**TASK STATEMENT**
Images must not appear in your copy; reproduce every other part of the records exactly.
[Start of INPUT FOR THIS TASK]
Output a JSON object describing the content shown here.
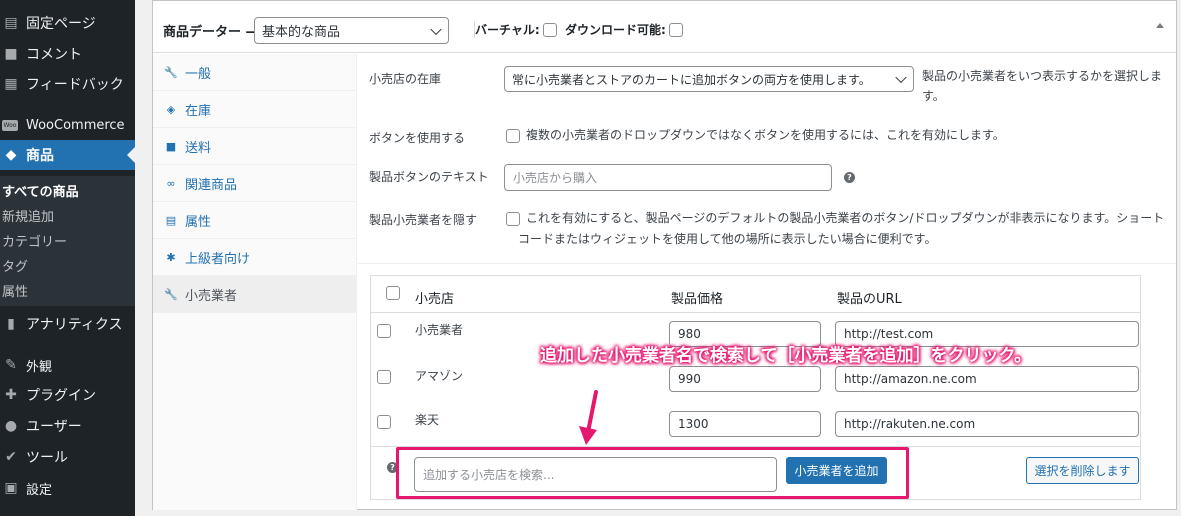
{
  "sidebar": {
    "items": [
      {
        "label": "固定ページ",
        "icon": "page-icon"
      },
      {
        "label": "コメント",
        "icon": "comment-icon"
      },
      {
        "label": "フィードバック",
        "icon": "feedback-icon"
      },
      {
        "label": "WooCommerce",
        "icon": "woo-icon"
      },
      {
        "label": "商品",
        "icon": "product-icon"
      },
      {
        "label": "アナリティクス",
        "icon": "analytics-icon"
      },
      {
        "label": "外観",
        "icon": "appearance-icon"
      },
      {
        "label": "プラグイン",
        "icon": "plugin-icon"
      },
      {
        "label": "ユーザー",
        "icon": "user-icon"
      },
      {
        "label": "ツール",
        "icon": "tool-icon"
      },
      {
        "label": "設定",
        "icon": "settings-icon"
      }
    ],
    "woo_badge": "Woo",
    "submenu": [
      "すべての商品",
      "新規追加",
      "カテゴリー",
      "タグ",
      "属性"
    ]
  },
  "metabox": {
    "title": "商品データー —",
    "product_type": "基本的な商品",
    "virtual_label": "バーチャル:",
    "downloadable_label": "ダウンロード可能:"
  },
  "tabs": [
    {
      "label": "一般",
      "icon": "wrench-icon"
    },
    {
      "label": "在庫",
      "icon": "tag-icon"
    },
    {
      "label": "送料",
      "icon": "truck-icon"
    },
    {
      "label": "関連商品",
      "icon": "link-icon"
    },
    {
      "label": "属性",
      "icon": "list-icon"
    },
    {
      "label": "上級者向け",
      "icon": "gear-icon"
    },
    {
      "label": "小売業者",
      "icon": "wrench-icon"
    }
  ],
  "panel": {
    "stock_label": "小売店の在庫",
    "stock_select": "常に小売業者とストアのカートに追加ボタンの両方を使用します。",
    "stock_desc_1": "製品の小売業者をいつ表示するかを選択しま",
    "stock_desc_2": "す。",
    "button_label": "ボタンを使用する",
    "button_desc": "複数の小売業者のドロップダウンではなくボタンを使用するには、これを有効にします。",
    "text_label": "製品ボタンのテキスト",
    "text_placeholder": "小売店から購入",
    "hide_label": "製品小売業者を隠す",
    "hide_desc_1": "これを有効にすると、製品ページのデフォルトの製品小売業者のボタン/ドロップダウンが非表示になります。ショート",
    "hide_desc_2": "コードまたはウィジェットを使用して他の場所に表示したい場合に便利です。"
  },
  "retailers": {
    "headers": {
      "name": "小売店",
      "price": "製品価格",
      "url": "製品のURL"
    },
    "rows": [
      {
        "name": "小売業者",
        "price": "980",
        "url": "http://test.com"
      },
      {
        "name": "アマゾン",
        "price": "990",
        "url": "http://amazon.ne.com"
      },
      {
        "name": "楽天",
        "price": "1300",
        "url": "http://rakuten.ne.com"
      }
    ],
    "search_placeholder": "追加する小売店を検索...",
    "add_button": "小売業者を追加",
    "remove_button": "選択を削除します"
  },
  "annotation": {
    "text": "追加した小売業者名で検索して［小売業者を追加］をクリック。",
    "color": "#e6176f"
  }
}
[End of INPUT FOR THIS TASK]
**REPLY TO THE EXERCISE**
Output a JSON object describing the content shown here.
{
  "sidebar": {
    "items": [
      {
        "label": "固定ページ",
        "icon": "page-icon"
      },
      {
        "label": "コメント",
        "icon": "comment-icon"
      },
      {
        "label": "フィードバック",
        "icon": "feedback-icon"
      },
      {
        "label": "WooCommerce",
        "icon": "woo-icon"
      },
      {
        "label": "商品",
        "icon": "product-icon"
      },
      {
        "label": "アナリティクス",
        "icon": "analytics-icon"
      },
      {
        "label": "外観",
        "icon": "appearance-icon"
      },
      {
        "label": "プラグイン",
        "icon": "plugin-icon"
      },
      {
        "label": "ユーザー",
        "icon": "user-icon"
      },
      {
        "label": "ツール",
        "icon": "tool-icon"
      },
      {
        "label": "設定",
        "icon": "settings-icon"
      }
    ],
    "woo_badge": "Woo",
    "submenu": [
      "すべての商品",
      "新規追加",
      "カテゴリー",
      "タグ",
      "属性"
    ]
  },
  "metabox": {
    "title": "商品データー —",
    "product_type": "基本的な商品",
    "virtual_label": "バーチャル:",
    "downloadable_label": "ダウンロード可能:"
  },
  "tabs": [
    {
      "label": "一般",
      "icon": "wrench-icon"
    },
    {
      "label": "在庫",
      "icon": "tag-icon"
    },
    {
      "label": "送料",
      "icon": "truck-icon"
    },
    {
      "label": "関連商品",
      "icon": "link-icon"
    },
    {
      "label": "属性",
      "icon": "list-icon"
    },
    {
      "label": "上級者向け",
      "icon": "gear-icon"
    },
    {
      "label": "小売業者",
      "icon": "wrench-icon"
    }
  ],
  "panel": {
    "stock_label": "小売店の在庫",
    "stock_select": "常に小売業者とストアのカートに追加ボタンの両方を使用します。",
    "stock_desc_1": "製品の小売業者をいつ表示するかを選択しま",
    "stock_desc_2": "す。",
    "button_label": "ボタンを使用する",
    "button_desc": "複数の小売業者のドロップダウンではなくボタンを使用するには、これを有効にします。",
    "text_label": "製品ボタンのテキスト",
    "text_placeholder": "小売店から購入",
    "hide_label": "製品小売業者を隠す",
    "hide_desc_1": "これを有効にすると、製品ページのデフォルトの製品小売業者のボタン/ドロップダウンが非表示になります。ショート",
    "hide_desc_2": "コードまたはウィジェットを使用して他の場所に表示したい場合に便利です。"
  },
  "retailers": {
    "headers": {
      "name": "小売店",
      "price": "製品価格",
      "url": "製品のURL"
    },
    "rows": [
      {
        "name": "小売業者",
        "price": "980",
        "url": "http://test.com"
      },
      {
        "name": "アマゾン",
        "price": "990",
        "url": "http://amazon.ne.com"
      },
      {
        "name": "楽天",
        "price": "1300",
        "url": "http://rakuten.ne.com"
      }
    ],
    "search_placeholder": "追加する小売店を検索...",
    "add_button": "小売業者を追加",
    "remove_button": "選択を削除します"
  },
  "annotation": {
    "text": "追加した小売業者名で検索して［小売業者を追加］をクリック。",
    "color": "#e6176f"
  }
}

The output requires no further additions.